Excerpts from an interface dataset:
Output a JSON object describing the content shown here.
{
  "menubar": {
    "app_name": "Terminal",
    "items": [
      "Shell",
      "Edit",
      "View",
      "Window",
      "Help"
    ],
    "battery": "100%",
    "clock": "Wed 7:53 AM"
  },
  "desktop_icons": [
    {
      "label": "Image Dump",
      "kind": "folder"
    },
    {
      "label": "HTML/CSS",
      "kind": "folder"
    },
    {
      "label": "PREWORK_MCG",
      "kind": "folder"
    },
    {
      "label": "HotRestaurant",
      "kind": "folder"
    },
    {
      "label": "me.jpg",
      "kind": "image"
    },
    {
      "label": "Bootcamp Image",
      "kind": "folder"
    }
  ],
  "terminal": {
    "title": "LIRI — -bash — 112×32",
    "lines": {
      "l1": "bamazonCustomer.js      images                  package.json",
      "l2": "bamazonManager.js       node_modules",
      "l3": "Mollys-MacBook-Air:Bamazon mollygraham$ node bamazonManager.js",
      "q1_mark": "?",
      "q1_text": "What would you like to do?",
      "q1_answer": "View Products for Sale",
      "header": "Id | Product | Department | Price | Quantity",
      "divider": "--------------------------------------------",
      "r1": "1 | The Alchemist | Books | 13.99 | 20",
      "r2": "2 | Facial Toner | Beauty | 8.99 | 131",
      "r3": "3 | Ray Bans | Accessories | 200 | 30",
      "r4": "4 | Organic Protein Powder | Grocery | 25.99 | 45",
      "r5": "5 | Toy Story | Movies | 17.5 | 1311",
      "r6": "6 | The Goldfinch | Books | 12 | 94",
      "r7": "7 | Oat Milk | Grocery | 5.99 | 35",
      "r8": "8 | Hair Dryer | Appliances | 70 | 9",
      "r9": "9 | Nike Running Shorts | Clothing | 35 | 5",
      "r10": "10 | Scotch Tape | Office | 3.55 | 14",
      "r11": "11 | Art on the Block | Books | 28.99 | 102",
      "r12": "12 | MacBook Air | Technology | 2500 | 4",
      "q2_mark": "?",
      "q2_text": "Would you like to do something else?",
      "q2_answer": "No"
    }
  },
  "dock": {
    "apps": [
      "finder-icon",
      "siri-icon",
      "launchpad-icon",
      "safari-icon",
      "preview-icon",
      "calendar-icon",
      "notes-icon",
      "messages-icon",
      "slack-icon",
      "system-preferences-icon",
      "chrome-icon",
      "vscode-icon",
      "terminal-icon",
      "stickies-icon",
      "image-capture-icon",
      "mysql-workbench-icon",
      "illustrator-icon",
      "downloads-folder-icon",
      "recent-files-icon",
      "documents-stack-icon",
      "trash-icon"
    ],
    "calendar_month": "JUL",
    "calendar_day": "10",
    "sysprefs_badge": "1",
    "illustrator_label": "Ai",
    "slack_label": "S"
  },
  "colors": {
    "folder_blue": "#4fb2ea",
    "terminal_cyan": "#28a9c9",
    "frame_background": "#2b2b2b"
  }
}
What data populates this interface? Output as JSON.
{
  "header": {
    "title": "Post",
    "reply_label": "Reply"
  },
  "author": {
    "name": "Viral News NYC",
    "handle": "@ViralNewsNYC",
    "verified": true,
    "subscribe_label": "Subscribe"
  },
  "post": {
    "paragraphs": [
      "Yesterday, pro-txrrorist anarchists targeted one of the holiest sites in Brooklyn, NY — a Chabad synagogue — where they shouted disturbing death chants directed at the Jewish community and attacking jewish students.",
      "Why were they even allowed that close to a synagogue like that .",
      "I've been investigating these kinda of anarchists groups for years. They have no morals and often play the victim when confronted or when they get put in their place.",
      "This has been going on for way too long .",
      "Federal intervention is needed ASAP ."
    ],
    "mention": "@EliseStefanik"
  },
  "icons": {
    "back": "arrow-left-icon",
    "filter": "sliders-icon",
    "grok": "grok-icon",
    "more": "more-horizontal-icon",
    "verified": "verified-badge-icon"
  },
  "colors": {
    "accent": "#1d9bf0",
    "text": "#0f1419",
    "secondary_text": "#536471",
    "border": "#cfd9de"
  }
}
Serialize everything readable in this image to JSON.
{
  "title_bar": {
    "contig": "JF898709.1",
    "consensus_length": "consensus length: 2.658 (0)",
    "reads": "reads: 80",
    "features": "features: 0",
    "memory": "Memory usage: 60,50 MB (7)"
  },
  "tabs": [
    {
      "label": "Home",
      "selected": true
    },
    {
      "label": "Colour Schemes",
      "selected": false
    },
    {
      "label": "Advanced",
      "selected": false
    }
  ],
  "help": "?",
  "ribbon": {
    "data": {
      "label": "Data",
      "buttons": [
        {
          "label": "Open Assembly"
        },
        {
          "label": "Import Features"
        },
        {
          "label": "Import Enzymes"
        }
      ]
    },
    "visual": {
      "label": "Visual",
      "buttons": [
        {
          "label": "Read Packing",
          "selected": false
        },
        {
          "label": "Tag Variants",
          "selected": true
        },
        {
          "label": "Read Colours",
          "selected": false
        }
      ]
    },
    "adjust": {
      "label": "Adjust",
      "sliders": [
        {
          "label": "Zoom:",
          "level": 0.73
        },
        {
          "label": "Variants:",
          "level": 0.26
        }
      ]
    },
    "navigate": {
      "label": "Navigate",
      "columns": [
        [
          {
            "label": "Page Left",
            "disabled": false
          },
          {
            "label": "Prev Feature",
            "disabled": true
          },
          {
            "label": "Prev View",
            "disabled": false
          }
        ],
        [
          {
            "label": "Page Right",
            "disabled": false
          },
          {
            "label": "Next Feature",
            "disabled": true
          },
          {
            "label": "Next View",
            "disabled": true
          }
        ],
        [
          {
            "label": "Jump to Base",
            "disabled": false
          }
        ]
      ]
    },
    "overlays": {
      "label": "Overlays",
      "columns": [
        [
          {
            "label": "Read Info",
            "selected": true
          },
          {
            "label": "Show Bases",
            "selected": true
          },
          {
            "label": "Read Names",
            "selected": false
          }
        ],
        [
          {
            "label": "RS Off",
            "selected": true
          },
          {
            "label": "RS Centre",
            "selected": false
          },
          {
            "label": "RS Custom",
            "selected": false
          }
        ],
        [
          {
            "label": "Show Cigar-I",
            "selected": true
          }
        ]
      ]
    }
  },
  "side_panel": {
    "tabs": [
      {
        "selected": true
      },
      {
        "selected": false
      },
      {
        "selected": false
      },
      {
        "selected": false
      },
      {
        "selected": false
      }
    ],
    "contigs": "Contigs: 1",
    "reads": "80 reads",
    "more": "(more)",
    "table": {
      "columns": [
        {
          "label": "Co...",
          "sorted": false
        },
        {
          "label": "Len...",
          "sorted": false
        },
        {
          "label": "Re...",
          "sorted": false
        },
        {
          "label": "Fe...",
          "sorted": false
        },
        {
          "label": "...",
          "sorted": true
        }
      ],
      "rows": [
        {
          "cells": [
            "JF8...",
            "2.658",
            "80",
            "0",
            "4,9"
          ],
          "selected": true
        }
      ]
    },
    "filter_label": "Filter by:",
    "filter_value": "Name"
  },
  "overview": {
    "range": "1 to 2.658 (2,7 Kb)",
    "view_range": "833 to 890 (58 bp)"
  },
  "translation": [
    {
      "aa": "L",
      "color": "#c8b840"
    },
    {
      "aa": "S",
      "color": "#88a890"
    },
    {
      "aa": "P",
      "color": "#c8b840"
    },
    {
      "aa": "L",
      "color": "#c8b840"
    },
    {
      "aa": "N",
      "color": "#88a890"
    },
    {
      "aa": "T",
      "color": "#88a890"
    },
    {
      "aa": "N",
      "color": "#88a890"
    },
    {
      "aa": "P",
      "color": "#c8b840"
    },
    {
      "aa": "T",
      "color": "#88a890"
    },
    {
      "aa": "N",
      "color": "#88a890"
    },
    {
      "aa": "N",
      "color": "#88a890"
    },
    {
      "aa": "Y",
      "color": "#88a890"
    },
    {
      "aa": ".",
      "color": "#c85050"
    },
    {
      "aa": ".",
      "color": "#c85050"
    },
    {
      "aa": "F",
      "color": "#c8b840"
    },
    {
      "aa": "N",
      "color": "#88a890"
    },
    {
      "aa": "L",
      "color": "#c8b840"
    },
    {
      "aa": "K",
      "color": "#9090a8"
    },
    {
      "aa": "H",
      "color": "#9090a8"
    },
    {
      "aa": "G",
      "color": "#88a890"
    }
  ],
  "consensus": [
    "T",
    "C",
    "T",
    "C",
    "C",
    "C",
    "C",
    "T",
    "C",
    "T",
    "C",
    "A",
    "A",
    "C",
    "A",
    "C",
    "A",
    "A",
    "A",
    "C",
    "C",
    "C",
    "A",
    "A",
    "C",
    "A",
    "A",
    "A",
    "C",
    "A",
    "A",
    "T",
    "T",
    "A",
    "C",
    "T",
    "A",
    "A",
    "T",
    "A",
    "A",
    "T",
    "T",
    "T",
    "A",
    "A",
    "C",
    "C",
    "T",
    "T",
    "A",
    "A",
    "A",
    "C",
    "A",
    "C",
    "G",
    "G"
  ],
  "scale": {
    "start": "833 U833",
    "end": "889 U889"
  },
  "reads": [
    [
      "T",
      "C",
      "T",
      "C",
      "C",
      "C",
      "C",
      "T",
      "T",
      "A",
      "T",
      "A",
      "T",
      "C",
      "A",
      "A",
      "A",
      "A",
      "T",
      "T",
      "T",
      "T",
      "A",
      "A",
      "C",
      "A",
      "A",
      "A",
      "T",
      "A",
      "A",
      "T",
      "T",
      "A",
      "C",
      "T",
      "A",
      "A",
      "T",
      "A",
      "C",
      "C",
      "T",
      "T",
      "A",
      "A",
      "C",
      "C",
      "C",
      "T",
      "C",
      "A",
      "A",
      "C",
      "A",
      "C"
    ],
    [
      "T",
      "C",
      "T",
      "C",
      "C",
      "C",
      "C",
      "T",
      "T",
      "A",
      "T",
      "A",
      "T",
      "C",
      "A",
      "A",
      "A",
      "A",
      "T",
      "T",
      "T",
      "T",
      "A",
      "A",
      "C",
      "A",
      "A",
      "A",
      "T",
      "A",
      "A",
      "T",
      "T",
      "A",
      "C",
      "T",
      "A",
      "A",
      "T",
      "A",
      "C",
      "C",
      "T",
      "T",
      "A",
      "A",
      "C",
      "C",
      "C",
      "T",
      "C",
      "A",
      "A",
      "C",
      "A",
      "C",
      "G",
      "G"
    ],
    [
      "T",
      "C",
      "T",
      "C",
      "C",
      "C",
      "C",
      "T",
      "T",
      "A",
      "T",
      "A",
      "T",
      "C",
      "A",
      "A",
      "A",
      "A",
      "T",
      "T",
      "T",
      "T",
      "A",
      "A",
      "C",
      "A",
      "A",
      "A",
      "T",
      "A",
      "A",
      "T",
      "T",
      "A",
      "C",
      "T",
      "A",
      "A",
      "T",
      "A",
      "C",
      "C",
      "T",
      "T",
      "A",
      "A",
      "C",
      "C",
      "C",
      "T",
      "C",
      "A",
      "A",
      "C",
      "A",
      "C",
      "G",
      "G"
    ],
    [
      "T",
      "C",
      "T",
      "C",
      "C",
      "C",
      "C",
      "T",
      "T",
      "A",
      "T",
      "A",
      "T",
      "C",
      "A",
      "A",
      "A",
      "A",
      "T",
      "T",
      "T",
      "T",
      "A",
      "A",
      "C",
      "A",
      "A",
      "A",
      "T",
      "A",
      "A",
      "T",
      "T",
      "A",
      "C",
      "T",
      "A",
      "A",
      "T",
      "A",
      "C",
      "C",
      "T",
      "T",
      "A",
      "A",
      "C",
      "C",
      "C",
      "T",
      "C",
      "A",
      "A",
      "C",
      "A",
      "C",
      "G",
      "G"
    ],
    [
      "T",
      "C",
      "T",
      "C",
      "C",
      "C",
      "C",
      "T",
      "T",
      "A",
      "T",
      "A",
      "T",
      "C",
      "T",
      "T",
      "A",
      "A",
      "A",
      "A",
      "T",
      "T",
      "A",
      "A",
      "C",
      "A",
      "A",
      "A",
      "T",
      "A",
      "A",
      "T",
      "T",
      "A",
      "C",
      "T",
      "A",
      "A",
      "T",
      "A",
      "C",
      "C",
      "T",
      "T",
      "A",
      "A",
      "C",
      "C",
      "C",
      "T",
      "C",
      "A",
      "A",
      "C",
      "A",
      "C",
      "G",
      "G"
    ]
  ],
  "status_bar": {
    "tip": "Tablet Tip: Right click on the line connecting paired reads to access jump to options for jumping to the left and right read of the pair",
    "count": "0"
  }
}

#### [Activity]
Find the lines in the data that include "header", then copy each of them.

#### [Response for this exercise]
      "header": "Id | Product | Department | Price | Quantity",
  "header": {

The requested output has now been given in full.